**Texto para leitura**
# # #
O único segmento em que Lotto não é privilegiado por ser o ideal demandado pela sociedade é em relação à sua sexualidade – mas até mesmo o meio como isso é tratado por Lotto, e pelos outros personagens, é indicativo dos valores hegemônicos da sociedade: Lotto dorme tanto com mulheres quanto com homens, mas ao contrário de suas diversas conquistas femininas, as conquistas masculinas são mantidas em segredo, tanto para os outros, quanto para si mesmo. O fato de dormir com homens é sempre algo apresentado entre parenteses na narrativa, ou na forma de uma pequena frase no meio de um longo parágrafo, rapidamente mudando de assunto. E essa despistagem é muitas vezes apoiada pelos personagens secundários, os mesmos que desafiam as visões machistas, classistas, e racistas de Lotto; quando se trata de sexualidade, Lotto é sempre “o pegador”: mas apenas de garotas. Qualquer coisa além disso destruiria todas as vantagens que Lotto possui como “membro ideal da sociedade”.
Destinos e Fúrias é um livro com um protagonista não confiável, assim como Lolita, ou Dom Casmurro. A maneira que Lauren Groff explicita esse fato, porém, e a maneira que trata dos assuntos “narrador” e “ponto de vista”, é bastante original: Destinos e Fúrias é escrita em terceira pessoa, usando de uma narração rente ao personagem (ou seja, apesar de não ser escrito em primeira pessoa, a narração ainda assim não é onisciente, mas segue o ponto de vista do personagem). O narrador, porém, não se prende ao Lotto (ou à Mathilde na segunda metade do livro): apesar dos dois serem os protagonistas indiscutíveis do livro, e a maior parte da narração ser feita do seu ponto de vista, em certos momentos o narrador se desprende de Lotto/Mathilde e passa para um dos personagens secundários, para mostrar uma visão contrastante à dos protagonistas.
Um exemplo disso é quando Lotto conhece Mathilde, e imediatamente se apaixona; ele a descreve como a mulher mais bonita que já viu, claramente, segundo ele, uma modelo. Quando o ponto de vista é mudado, porém, as pessoas descrevem Mathilde não como uma beldade, mas sim como “estranha”; assim como Lotto, que em sua própria narração é dito ser muito bonito, ao olhar dos outros ele é “nada demais, mas com um charme que compensa”. Isso ocorre em diversas outras cenas, sobre diversos outros tópicos além da beleza; não apenas estabelecendo os protagonistas como não confiáveis, mas também dando mais profundidade aos personagens secundários, que na narrativa de Lotto e Mathilde são apenas caricaturas, consequência do narcisismo de ambos.
E como se essa mudança entre os narradores não bastante, Lauren Groff cria ainda mais um artifício em sua escrita: em meio à narrativa principal, enquanto estamos dentro da cabeça de Lotto ou Mathilde, há pequenas interrupções entre parenteses; uma voz universal que interrompe a narrativa tendenciosa, o verdadeiro narrador onisciente – que fala diretamente com o leitor, apontando as inconsistências dos protagonistas.
# # #
**Listagem de dados**
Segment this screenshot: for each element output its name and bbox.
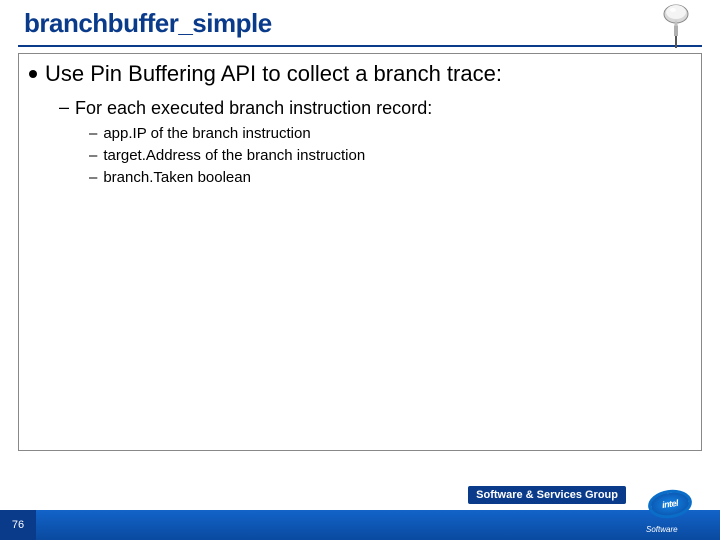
# # #
**Tarefa proposta 1**
Resuma o texto sobre Destinos e Fúrias em duas frases.
**Tarefa proposta 2**
Prossiga com o texto sobre Destinos e Fúrias a partir da última frase apresentada.
A listagem é um material à parte, independente do texto.

**Resposta esperada 1**
Em Destinos e Fúrias, Lotto mantém em segredo as relações com homens, que a narrativa menciona só de passagem e que os personagens secundários ajudam a encobrir, pois qualquer coisa além de garotas destruiria suas vantagens de membro ideal da sociedade. O livro é escrito em terceira pessoa, rente ao ponto de vista de Lotto ou Mathilde, mas às vezes passa para personagens secundários com visões contrastantes e traz interrupções entre parênteses de um narrador onisciente que aponta ao leitor as inconsistências dos protagonistas, tornando-os narradores não confiáveis.

**Resposta esperada 2**
A primeira metade de Destinos e Fúrias, portanto, a metade de Lotto, é uma verdadeira obra de arte. É admirável tanto em sua construção de personagem e temática, quanto em relação à escrita em si, extremamente poética e imersiva, além de incrivelmente inovadora quando se trata de narrador. A segunda metade do livro – a parte das “Fúrias”, a metade de Mathilde – começa igualmente bem, continuando a história a partir do grande plot twist em que a metade de Lotto terminou. Porém, a autora infelizmente não consegue manter esse nível até o final.
A metade do livro de Mathilde explicita a temática feminista do livro, ao contar a história de Mathilde e em como ela difere da história de Lotto. As revelações não serão grande surpresa para leitores que leram a primeira parte com atenção; a imagem que Lotto cria em sua mente de Mathilde e a realidade são extremamente diferentes, e o objetivo dessa segunda narrativa é trazer Mathilde dos bastidores – sempre “a esposa de Lotto”, nunca “Mathilde” – para a posição de papel principal. E realmente, ela começa com muito potencial: a discussão sobre idade, principalmente, foi algo inesperado mas muito bem vindo, ao retratar uma mulher na faixa dos 40 anos como alguém vibrante e sensual, uma pessoa ainda no auge da vida; e não algo descartável por ter “passado da validade”, como a maioria das mulheres com mais de 30 anos são mostradas na mídia.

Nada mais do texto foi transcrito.